Aim of the exercise: Can you output every one of the entries below verbatim, leaving out the pictures?

Information shown:
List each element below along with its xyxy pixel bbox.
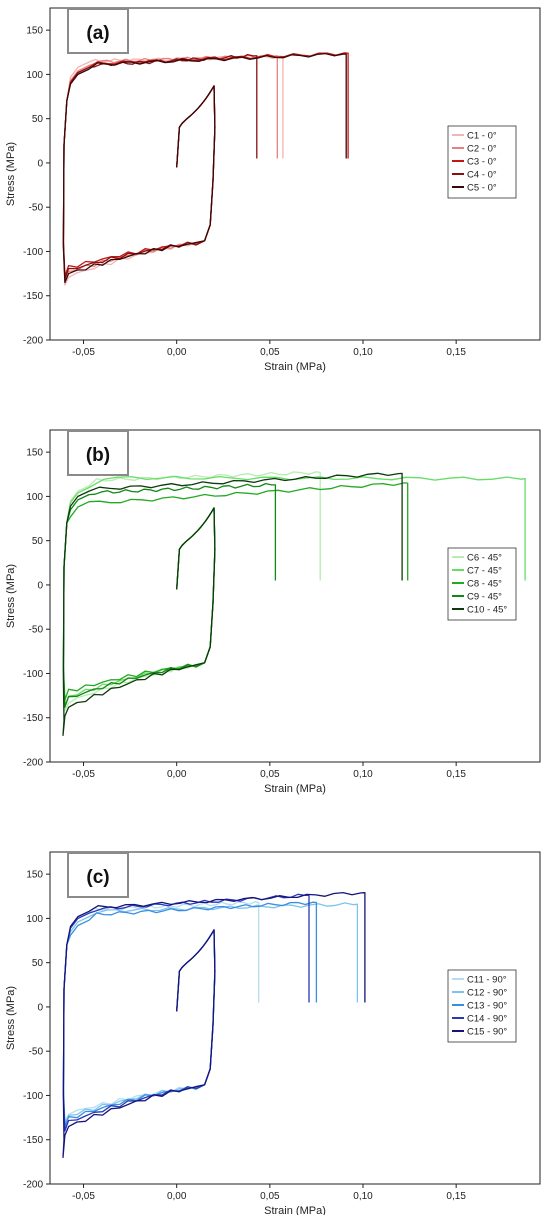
y-axis-label: Stress (MPa): [5, 142, 17, 206]
y-tick-label: -100: [23, 247, 43, 258]
panel-label-box: [67, 430, 129, 476]
x-tick-label: 0,10: [353, 347, 373, 358]
legend-entry: C15 - 90°: [467, 1027, 507, 1038]
x-tick-label: -0,05: [72, 769, 95, 780]
y-tick-label: 50: [32, 536, 44, 547]
legend-entry: C10 - 45°: [467, 605, 507, 616]
x-tick-label: 0,15: [446, 1191, 466, 1202]
plot-frame: [49, 851, 541, 1185]
series-line: [62, 471, 321, 712]
x-tick-label: 0,15: [446, 769, 466, 780]
y-tick-label: 150: [26, 448, 43, 459]
y-tick-label: -150: [23, 1135, 43, 1146]
y-tick-label: -200: [23, 758, 43, 769]
x-tick-label: 0,05: [260, 1191, 280, 1202]
y-tick-label: 100: [26, 914, 43, 925]
y-tick-label: -100: [23, 669, 43, 680]
y-tick-label: -200: [23, 1180, 43, 1191]
legend-entry: C9 - 45°: [467, 592, 502, 603]
series-line: [62, 52, 347, 284]
series-line: [62, 482, 277, 708]
x-tick-label: 0,15: [446, 347, 466, 358]
x-axis-label: Strain (MPa): [264, 783, 326, 795]
series-line: [62, 53, 278, 282]
x-tick-label: 0,00: [167, 347, 187, 358]
y-tick-label: -50: [29, 203, 44, 214]
legend-entry: C3 - 0°: [467, 157, 497, 168]
x-tick-label: -0,05: [72, 1191, 95, 1202]
series-line: [62, 52, 349, 277]
x-axis-label: Strain (MPa): [264, 361, 326, 373]
legend-entry: C11 - 90°: [467, 975, 507, 986]
y-tick-label: 50: [32, 958, 44, 969]
y-tick-label: -150: [23, 291, 43, 302]
y-tick-label: 50: [32, 114, 44, 125]
plot-frame: [49, 429, 541, 763]
legend-entry: C5 - 0°: [467, 183, 497, 194]
y-axis-label: Stress (MPa): [5, 564, 17, 628]
plot-frame: [49, 7, 541, 341]
legend-entry: C4 - 0°: [467, 170, 497, 181]
legend-entry: C8 - 45°: [467, 579, 502, 590]
panel-label-box: [67, 852, 129, 898]
x-tick-label: 0,10: [353, 769, 373, 780]
series-line: [62, 482, 409, 701]
legend-entry: C7 - 45°: [467, 566, 502, 577]
legend-entry: C6 - 45°: [467, 553, 502, 564]
y-tick-label: 0: [37, 158, 43, 169]
chart-panel: -200 -150 -100 -50 0 50 100 150 -0,05 0,00 0,05 0,1…: [5, 851, 541, 1215]
series-line: [62, 472, 403, 737]
panel-label: (a): [86, 23, 109, 44]
y-tick-label: 150: [26, 870, 43, 881]
y-tick-label: -50: [29, 625, 44, 636]
series-line: [62, 893, 310, 1132]
y-axis-label: Stress (MPa): [5, 986, 17, 1050]
series-line: [62, 901, 260, 1123]
legend-entry: C13 - 90°: [467, 1001, 507, 1012]
y-tick-label: 0: [37, 1002, 43, 1013]
panel-label: (c): [86, 867, 109, 888]
chart-panel: -200 -150 -100 -50 0 50 100 150 -0,05 0,00 0,05 0,1…: [5, 7, 541, 373]
panel-label: (b): [86, 445, 110, 466]
x-tick-label: 0,00: [167, 769, 187, 780]
y-tick-label: -100: [23, 1091, 43, 1102]
series-line: [62, 891, 366, 1159]
series-line: [62, 55, 284, 286]
y-tick-label: -50: [29, 1047, 44, 1058]
x-tick-label: 0,05: [260, 769, 280, 780]
x-tick-label: -0,05: [72, 347, 95, 358]
x-axis-label: Strain (MPa): [264, 1205, 326, 1215]
y-tick-label: 150: [26, 26, 43, 37]
legend-entry: C2 - 0°: [467, 144, 497, 155]
legend-entry: C12 - 90°: [467, 988, 507, 999]
y-tick-label: -150: [23, 713, 43, 724]
legend-entry: C14 - 90°: [467, 1014, 507, 1025]
chart-panel: -200 -150 -100 -50 0 50 100 150 -0,05 0,00 0,05 0,1…: [5, 429, 541, 795]
x-tick-label: 0,05: [260, 347, 280, 358]
y-tick-label: 0: [37, 580, 43, 591]
series-line: [62, 901, 318, 1128]
y-tick-label: -200: [23, 336, 43, 347]
legend-entry: C1 - 0°: [467, 131, 497, 142]
x-tick-label: 0,10: [353, 1191, 373, 1202]
x-tick-label: 0,00: [167, 1191, 187, 1202]
y-tick-label: 100: [26, 70, 43, 81]
y-tick-label: 100: [26, 492, 43, 503]
panel-label-box: [67, 8, 129, 54]
series-line: [62, 53, 258, 280]
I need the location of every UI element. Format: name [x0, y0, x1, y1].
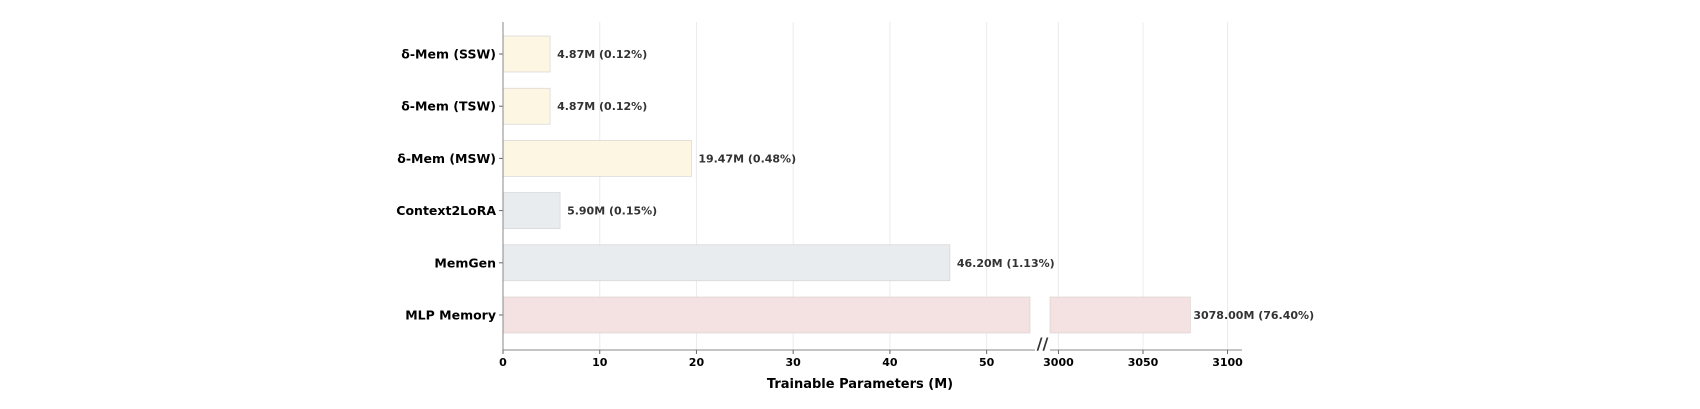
bar	[502, 87, 551, 125]
x-tick-label: 3100	[1212, 356, 1243, 369]
x-tick-label: 3050	[1128, 356, 1159, 369]
category-label: δ-Mem (SSW)	[401, 47, 496, 62]
axis-break-marker: //	[1037, 334, 1049, 353]
bar-value-label: 4.87M (0.12%)	[557, 48, 647, 61]
category-label: δ-Mem (MSW)	[397, 151, 496, 166]
bar	[502, 35, 551, 73]
labels: 4.87M (0.12%) δ-Mem (SSW) 4.87M (0.12%) δ-M…	[396, 47, 1314, 370]
category-label: Context2LoRA	[396, 203, 496, 218]
x-tick-label: 30	[786, 356, 802, 369]
x-tick-label: 3000	[1043, 356, 1074, 369]
bar	[502, 140, 692, 177]
bar-value-label: 46.20M (1.13%)	[957, 257, 1055, 270]
x-tick-label: 10	[592, 356, 608, 369]
bar-segment-left	[502, 296, 1031, 334]
bar	[502, 192, 561, 229]
grid-lines	[599, 22, 1229, 350]
category-label: MLP Memory	[405, 308, 496, 323]
axes	[499, 22, 1242, 354]
bar-value-label: 3078.00M (76.40%)	[1193, 309, 1314, 322]
x-axis-title: Trainable Parameters (M)	[767, 377, 953, 392]
x-tick-label: 50	[979, 356, 995, 369]
bar-value-label: 5.90M (0.15%)	[567, 205, 657, 218]
bar-value-label: 4.87M (0.12%)	[557, 100, 647, 113]
bar	[502, 244, 951, 282]
bars	[502, 35, 1191, 334]
category-label: MemGen	[434, 255, 496, 270]
category-label: δ-Mem (TSW)	[401, 99, 496, 114]
bar-value-label: 19.47M (0.48%)	[698, 152, 796, 165]
x-tick-label: 20	[689, 356, 705, 369]
bar-segment-right	[1049, 296, 1191, 334]
x-tick-label: 40	[882, 356, 898, 369]
x-tick-label: 0	[499, 356, 507, 369]
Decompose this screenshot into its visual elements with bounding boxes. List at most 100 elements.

Result for this task:
List each element below along with its xyxy pixel bbox.
y-axis-label: Stress (MPa): [5, 142, 17, 206]
y-tick-label: -100: [23, 247, 43, 258]
panel-label-box: [67, 430, 129, 476]
x-tick-label: 0,10: [353, 347, 373, 358]
legend-entry: C15 - 90°: [467, 1027, 507, 1038]
x-tick-label: -0,05: [72, 769, 95, 780]
y-tick-label: 50: [32, 536, 44, 547]
legend-entry: C10 - 45°: [467, 605, 507, 616]
x-tick-label: 0,15: [446, 1191, 466, 1202]
plot-frame: [49, 851, 541, 1185]
series-line: [62, 471, 321, 712]
x-tick-label: 0,15: [446, 769, 466, 780]
y-tick-label: 150: [26, 448, 43, 459]
y-tick-label: -150: [23, 1135, 43, 1146]
y-tick-label: -200: [23, 758, 43, 769]
x-tick-label: 0,05: [260, 1191, 280, 1202]
y-tick-label: 100: [26, 914, 43, 925]
y-tick-label: -100: [23, 669, 43, 680]
y-tick-label: -200: [23, 1180, 43, 1191]
legend-entry: C9 - 45°: [467, 592, 502, 603]
series-line: [62, 52, 347, 284]
series-line: [62, 482, 277, 708]
x-tick-label: 0,15: [446, 347, 466, 358]
x-axis-label: Strain (MPa): [264, 783, 326, 795]
series-line: [62, 53, 278, 282]
x-tick-label: 0,00: [167, 347, 187, 358]
y-tick-label: -50: [29, 203, 44, 214]
legend-entry: C3 - 0°: [467, 157, 497, 168]
x-tick-label: -0,05: [72, 1191, 95, 1202]
series-line: [62, 52, 349, 277]
x-axis-label: Strain (MPa): [264, 361, 326, 373]
legend-entry: C11 - 90°: [467, 975, 507, 986]
y-tick-label: 50: [32, 958, 44, 969]
y-tick-label: -150: [23, 291, 43, 302]
y-tick-label: 50: [32, 114, 44, 125]
plot-frame: [49, 429, 541, 763]
legend-entry: C5 - 0°: [467, 183, 497, 194]
y-axis-label: Stress (MPa): [5, 564, 17, 628]
plot-frame: [49, 7, 541, 341]
legend-entry: C4 - 0°: [467, 170, 497, 181]
legend-entry: C8 - 45°: [467, 579, 502, 590]
panel-label-box: [67, 852, 129, 898]
x-tick-label: 0,10: [353, 769, 373, 780]
series-line: [62, 482, 409, 701]
legend-entry: C7 - 45°: [467, 566, 502, 577]
legend-entry: C6 - 45°: [467, 553, 502, 564]
y-tick-label: 0: [37, 158, 43, 169]
chart-panel: -200 -150 -100 -50 0 50 100 150 -0,05 0,00 0,05 0,1…: [5, 851, 541, 1215]
series-line: [62, 472, 403, 737]
panel-label: (a): [86, 23, 109, 44]
y-tick-label: 150: [26, 870, 43, 881]
y-tick-label: -50: [29, 625, 44, 636]
series-line: [62, 893, 310, 1132]
y-axis-label: Stress (MPa): [5, 986, 17, 1050]
series-line: [62, 901, 260, 1123]
legend-entry: C13 - 90°: [467, 1001, 507, 1012]
y-tick-label: 0: [37, 1002, 43, 1013]
panel-label: (c): [86, 867, 109, 888]
chart-panel: -200 -150 -100 -50 0 50 100 150 -0,05 0,00 0,05 0,1…: [5, 7, 541, 373]
panel-label: (b): [86, 445, 110, 466]
x-tick-label: 0,00: [167, 769, 187, 780]
y-tick-label: -100: [23, 1091, 43, 1102]
series-line: [62, 891, 366, 1159]
series-line: [62, 55, 284, 286]
y-tick-label: -50: [29, 1047, 44, 1058]
x-tick-label: 0,05: [260, 769, 280, 780]
x-tick-label: -0,05: [72, 347, 95, 358]
x-axis-label: Strain (MPa): [264, 1205, 326, 1215]
y-tick-label: 150: [26, 26, 43, 37]
legend-entry: C2 - 0°: [467, 144, 497, 155]
legend-entry: C12 - 90°: [467, 988, 507, 999]
y-tick-label: -150: [23, 713, 43, 724]
legend-entry: C14 - 90°: [467, 1014, 507, 1025]
chart-panel: -200 -150 -100 -50 0 50 100 150 -0,05 0,00 0,05 0,1…: [5, 429, 541, 795]
x-tick-label: 0,05: [260, 347, 280, 358]
y-tick-label: 0: [37, 580, 43, 591]
series-line: [62, 901, 318, 1128]
y-tick-label: -200: [23, 336, 43, 347]
legend-entry: C1 - 0°: [467, 131, 497, 142]
x-tick-label: 0,10: [353, 1191, 373, 1202]
x-tick-label: 0,00: [167, 1191, 187, 1202]
y-tick-label: 100: [26, 70, 43, 81]
y-tick-label: 100: [26, 492, 43, 503]
panel-label-box: [67, 8, 129, 54]
series-line: [62, 53, 258, 280]
I need the location of every UI element. Format: name [x0, y0, x1, y1].
bar	[502, 87, 551, 125]
x-tick-label: 3100	[1212, 356, 1243, 369]
x-tick-label: 3050	[1128, 356, 1159, 369]
category-label: δ-Mem (SSW)	[401, 47, 496, 62]
axis-break-marker: //	[1037, 334, 1049, 353]
bar-value-label: 4.87M (0.12%)	[557, 48, 647, 61]
category-label: δ-Mem (MSW)	[397, 151, 496, 166]
bar	[502, 35, 551, 73]
labels: 4.87M (0.12%) δ-Mem (SSW) 4.87M (0.12%) δ-M…	[396, 47, 1314, 370]
category-label: Context2LoRA	[396, 203, 496, 218]
x-tick-label: 30	[786, 356, 802, 369]
x-tick-label: 3000	[1043, 356, 1074, 369]
bar	[502, 140, 692, 177]
bar-value-label: 46.20M (1.13%)	[957, 257, 1055, 270]
x-tick-label: 10	[592, 356, 608, 369]
bar-segment-left	[502, 296, 1031, 334]
bar	[502, 192, 561, 229]
grid-lines	[599, 22, 1229, 350]
category-label: MLP Memory	[405, 308, 496, 323]
axes	[499, 22, 1242, 354]
bar-value-label: 3078.00M (76.40%)	[1193, 309, 1314, 322]
x-axis-title: Trainable Parameters (M)	[767, 377, 953, 392]
x-tick-label: 50	[979, 356, 995, 369]
bar-value-label: 5.90M (0.15%)	[567, 205, 657, 218]
bar-value-label: 4.87M (0.12%)	[557, 100, 647, 113]
bar	[502, 244, 951, 282]
bars	[502, 35, 1191, 334]
category-label: MemGen	[434, 255, 496, 270]
category-label: δ-Mem (TSW)	[401, 99, 496, 114]
bar-value-label: 19.47M (0.48%)	[698, 152, 796, 165]
x-tick-label: 20	[689, 356, 705, 369]
bar-segment-right	[1049, 296, 1191, 334]
x-tick-label: 40	[882, 356, 898, 369]
x-tick-label: 0	[499, 356, 507, 369]
Decompose this screenshot into its visual elements with bounding boxes. List at most 100 elements.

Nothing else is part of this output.